Data to process:
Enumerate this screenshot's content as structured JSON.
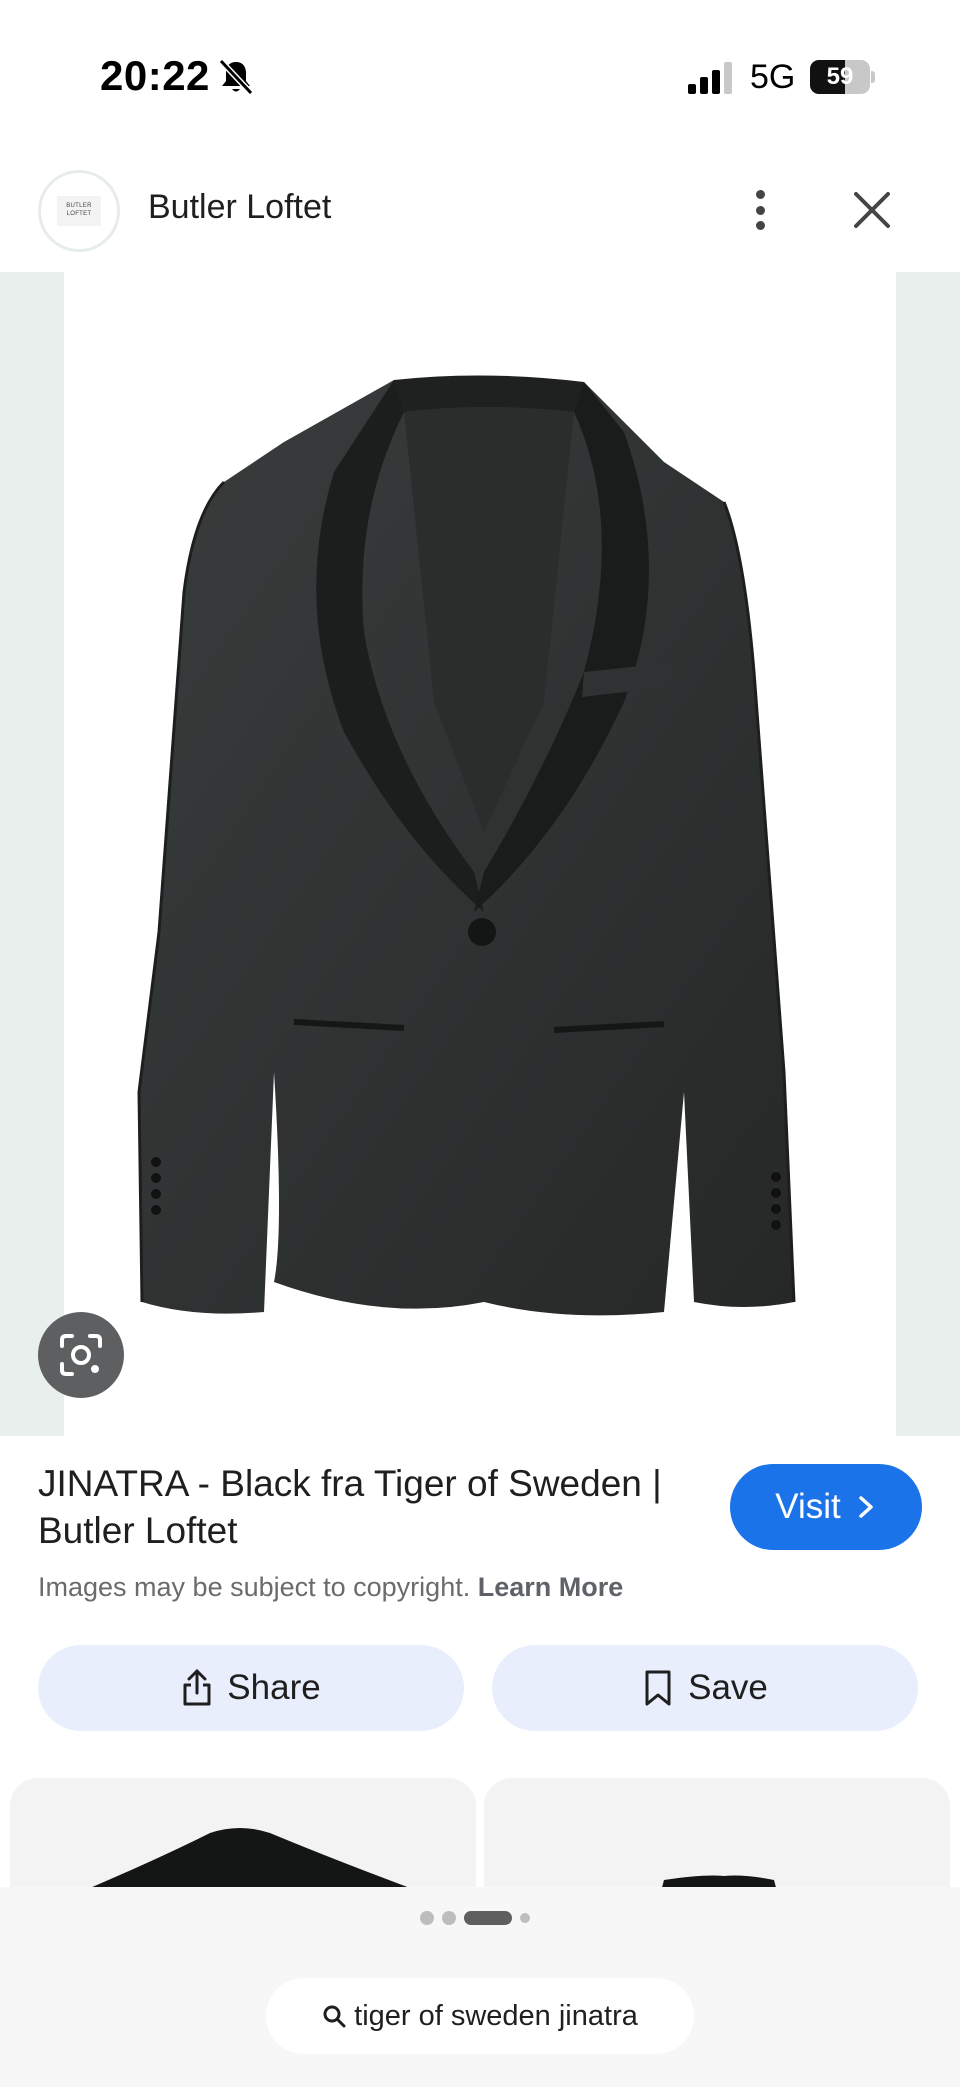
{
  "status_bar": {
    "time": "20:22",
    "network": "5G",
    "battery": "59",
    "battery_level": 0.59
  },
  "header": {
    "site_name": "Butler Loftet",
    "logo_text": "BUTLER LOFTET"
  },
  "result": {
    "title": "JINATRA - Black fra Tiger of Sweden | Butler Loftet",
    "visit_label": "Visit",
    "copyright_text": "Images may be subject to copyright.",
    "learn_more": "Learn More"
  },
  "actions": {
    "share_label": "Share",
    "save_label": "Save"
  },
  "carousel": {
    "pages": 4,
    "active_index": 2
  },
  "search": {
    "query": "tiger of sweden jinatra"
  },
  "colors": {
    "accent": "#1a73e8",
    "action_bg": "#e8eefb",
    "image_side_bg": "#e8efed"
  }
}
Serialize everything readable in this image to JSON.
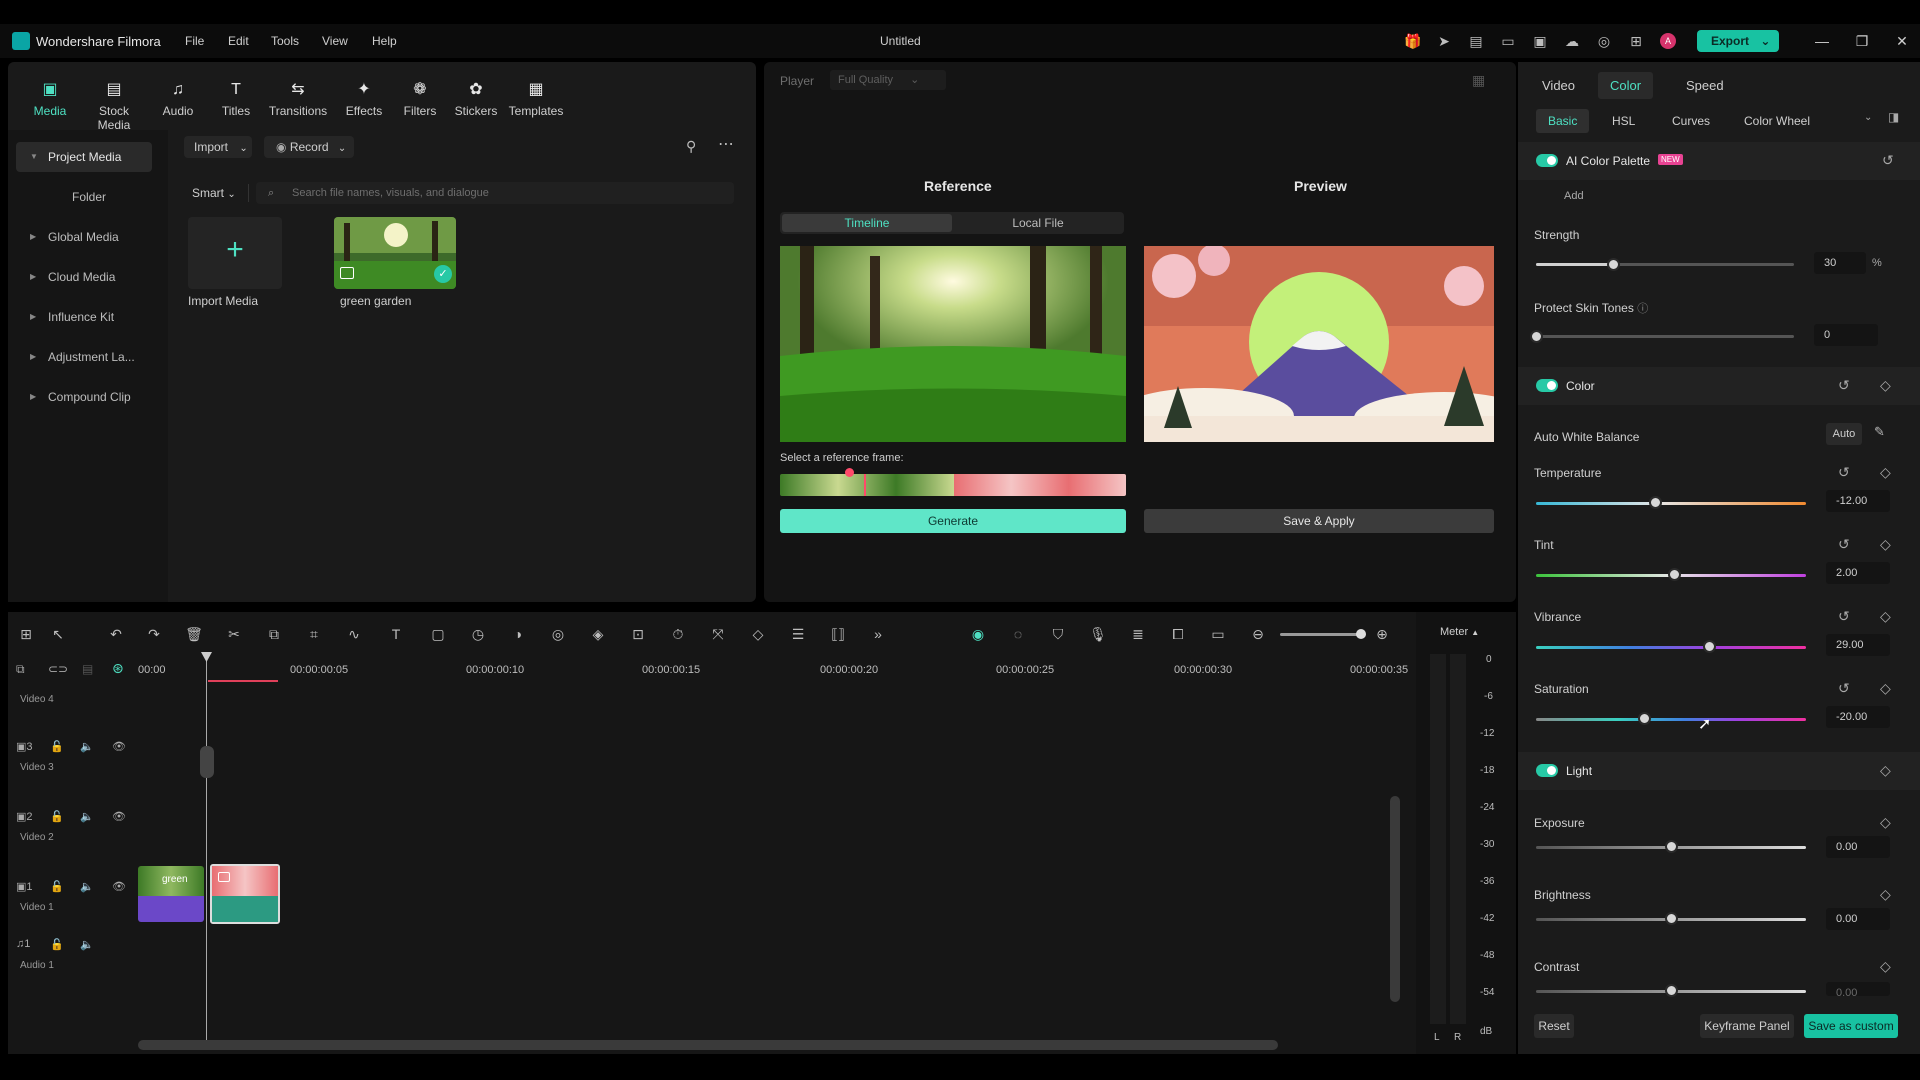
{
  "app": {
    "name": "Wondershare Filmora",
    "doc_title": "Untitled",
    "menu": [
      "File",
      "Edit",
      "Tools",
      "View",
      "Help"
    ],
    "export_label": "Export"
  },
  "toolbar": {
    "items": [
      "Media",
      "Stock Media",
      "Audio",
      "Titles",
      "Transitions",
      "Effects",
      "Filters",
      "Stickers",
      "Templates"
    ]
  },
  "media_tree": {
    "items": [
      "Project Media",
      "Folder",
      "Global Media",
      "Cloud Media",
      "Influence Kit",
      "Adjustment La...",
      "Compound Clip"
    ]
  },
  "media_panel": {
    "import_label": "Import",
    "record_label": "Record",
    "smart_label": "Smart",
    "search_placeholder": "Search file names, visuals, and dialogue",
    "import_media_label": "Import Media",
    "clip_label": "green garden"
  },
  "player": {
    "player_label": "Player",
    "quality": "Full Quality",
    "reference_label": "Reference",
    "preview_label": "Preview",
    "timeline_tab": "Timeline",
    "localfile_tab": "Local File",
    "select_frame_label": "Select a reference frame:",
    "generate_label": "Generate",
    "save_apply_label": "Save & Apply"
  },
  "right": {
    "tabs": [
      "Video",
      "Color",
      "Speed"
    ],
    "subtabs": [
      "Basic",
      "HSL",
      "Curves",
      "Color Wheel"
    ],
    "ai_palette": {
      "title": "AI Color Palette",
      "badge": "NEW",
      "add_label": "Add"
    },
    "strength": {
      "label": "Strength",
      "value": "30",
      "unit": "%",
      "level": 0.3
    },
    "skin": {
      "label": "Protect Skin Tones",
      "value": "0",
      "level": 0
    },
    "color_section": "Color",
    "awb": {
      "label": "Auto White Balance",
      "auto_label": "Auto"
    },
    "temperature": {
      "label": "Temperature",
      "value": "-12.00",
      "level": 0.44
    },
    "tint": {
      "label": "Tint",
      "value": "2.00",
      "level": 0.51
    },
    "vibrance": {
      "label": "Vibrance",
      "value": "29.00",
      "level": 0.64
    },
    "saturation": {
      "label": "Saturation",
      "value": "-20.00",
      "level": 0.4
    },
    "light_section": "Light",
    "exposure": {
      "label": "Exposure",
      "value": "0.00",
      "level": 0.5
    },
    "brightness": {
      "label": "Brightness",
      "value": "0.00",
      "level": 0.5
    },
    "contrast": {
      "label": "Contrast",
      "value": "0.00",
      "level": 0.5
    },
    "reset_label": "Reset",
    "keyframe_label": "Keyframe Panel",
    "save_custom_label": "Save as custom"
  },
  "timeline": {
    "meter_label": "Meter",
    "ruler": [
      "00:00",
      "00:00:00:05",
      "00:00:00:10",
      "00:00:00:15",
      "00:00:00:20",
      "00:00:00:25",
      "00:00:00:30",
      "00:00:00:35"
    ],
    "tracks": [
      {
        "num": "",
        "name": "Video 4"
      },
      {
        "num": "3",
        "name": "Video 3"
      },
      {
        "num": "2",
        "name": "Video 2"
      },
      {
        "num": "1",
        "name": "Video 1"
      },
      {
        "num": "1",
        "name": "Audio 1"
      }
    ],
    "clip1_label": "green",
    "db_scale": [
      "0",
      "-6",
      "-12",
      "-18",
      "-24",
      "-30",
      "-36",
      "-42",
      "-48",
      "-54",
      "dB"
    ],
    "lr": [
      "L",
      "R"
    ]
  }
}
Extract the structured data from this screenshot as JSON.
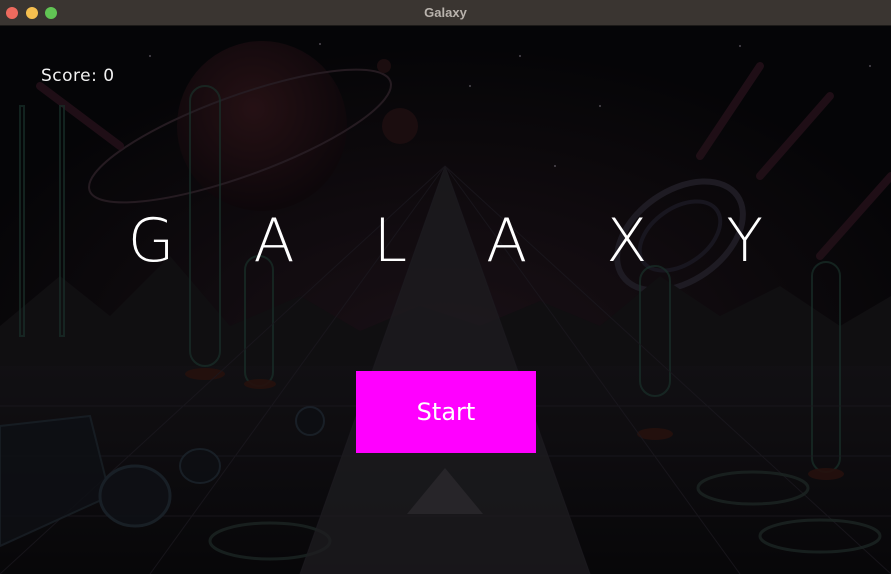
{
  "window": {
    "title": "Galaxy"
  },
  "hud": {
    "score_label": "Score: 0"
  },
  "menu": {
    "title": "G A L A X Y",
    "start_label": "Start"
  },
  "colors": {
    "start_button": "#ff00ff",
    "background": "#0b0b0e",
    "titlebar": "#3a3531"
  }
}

Set task: Leaving all pictures aside, quote each record exactly.

Right answer:
Enumerate this screenshot's content as structured JSON.
{
  "status_bar": {
    "time": "20:22",
    "network": "5G",
    "battery": "59",
    "battery_level": 0.59
  },
  "header": {
    "site_name": "Butler Loftet",
    "logo_text": "BUTLER LOFTET"
  },
  "result": {
    "title": "JINATRA - Black fra Tiger of Sweden | Butler Loftet",
    "visit_label": "Visit",
    "copyright_text": "Images may be subject to copyright.",
    "learn_more": "Learn More"
  },
  "actions": {
    "share_label": "Share",
    "save_label": "Save"
  },
  "carousel": {
    "pages": 4,
    "active_index": 2
  },
  "search": {
    "query": "tiger of sweden jinatra"
  },
  "colors": {
    "accent": "#1a73e8",
    "action_bg": "#e8eefb",
    "image_side_bg": "#e8efed"
  }
}
Serialize everything readable in this image to JSON.
{
  "app": {
    "name": "Wondershare Filmora",
    "doc_title": "Untitled",
    "menu": [
      "File",
      "Edit",
      "Tools",
      "View",
      "Help"
    ],
    "export_label": "Export"
  },
  "toolbar": {
    "items": [
      "Media",
      "Stock Media",
      "Audio",
      "Titles",
      "Transitions",
      "Effects",
      "Filters",
      "Stickers",
      "Templates"
    ]
  },
  "media_tree": {
    "items": [
      "Project Media",
      "Folder",
      "Global Media",
      "Cloud Media",
      "Influence Kit",
      "Adjustment La...",
      "Compound Clip"
    ]
  },
  "media_panel": {
    "import_label": "Import",
    "record_label": "Record",
    "smart_label": "Smart",
    "search_placeholder": "Search file names, visuals, and dialogue",
    "import_media_label": "Import Media",
    "clip_label": "green garden"
  },
  "player": {
    "player_label": "Player",
    "quality": "Full Quality",
    "reference_label": "Reference",
    "preview_label": "Preview",
    "timeline_tab": "Timeline",
    "localfile_tab": "Local File",
    "select_frame_label": "Select a reference frame:",
    "generate_label": "Generate",
    "save_apply_label": "Save & Apply"
  },
  "right": {
    "tabs": [
      "Video",
      "Color",
      "Speed"
    ],
    "subtabs": [
      "Basic",
      "HSL",
      "Curves",
      "Color Wheel"
    ],
    "ai_palette": {
      "title": "AI Color Palette",
      "badge": "NEW",
      "add_label": "Add"
    },
    "strength": {
      "label": "Strength",
      "value": "30",
      "unit": "%",
      "level": 0.3
    },
    "skin": {
      "label": "Protect Skin Tones",
      "value": "0",
      "level": 0
    },
    "color_section": "Color",
    "awb": {
      "label": "Auto White Balance",
      "auto_label": "Auto"
    },
    "temperature": {
      "label": "Temperature",
      "value": "-12.00",
      "level": 0.44
    },
    "tint": {
      "label": "Tint",
      "value": "2.00",
      "level": 0.51
    },
    "vibrance": {
      "label": "Vibrance",
      "value": "29.00",
      "level": 0.64
    },
    "saturation": {
      "label": "Saturation",
      "value": "-20.00",
      "level": 0.4
    },
    "light_section": "Light",
    "exposure": {
      "label": "Exposure",
      "value": "0.00",
      "level": 0.5
    },
    "brightness": {
      "label": "Brightness",
      "value": "0.00",
      "level": 0.5
    },
    "contrast": {
      "label": "Contrast",
      "value": "0.00",
      "level": 0.5
    },
    "reset_label": "Reset",
    "keyframe_label": "Keyframe Panel",
    "save_custom_label": "Save as custom"
  },
  "timeline": {
    "meter_label": "Meter",
    "ruler": [
      "00:00",
      "00:00:00:05",
      "00:00:00:10",
      "00:00:00:15",
      "00:00:00:20",
      "00:00:00:25",
      "00:00:00:30",
      "00:00:00:35"
    ],
    "tracks": [
      {
        "num": "",
        "name": "Video 4"
      },
      {
        "num": "3",
        "name": "Video 3"
      },
      {
        "num": "2",
        "name": "Video 2"
      },
      {
        "num": "1",
        "name": "Video 1"
      },
      {
        "num": "1",
        "name": "Audio 1"
      }
    ],
    "clip1_label": "green",
    "db_scale": [
      "0",
      "-6",
      "-12",
      "-18",
      "-24",
      "-30",
      "-36",
      "-42",
      "-48",
      "-54",
      "dB"
    ],
    "lr": [
      "L",
      "R"
    ]
  }
}
Extract the structured data from this screenshot as JSON.
{
  "window": {
    "title": "Galaxy"
  },
  "hud": {
    "score_label": "Score: 0"
  },
  "menu": {
    "title": "G A L A X Y",
    "start_label": "Start"
  },
  "colors": {
    "start_button": "#ff00ff",
    "background": "#0b0b0e",
    "titlebar": "#3a3531"
  }
}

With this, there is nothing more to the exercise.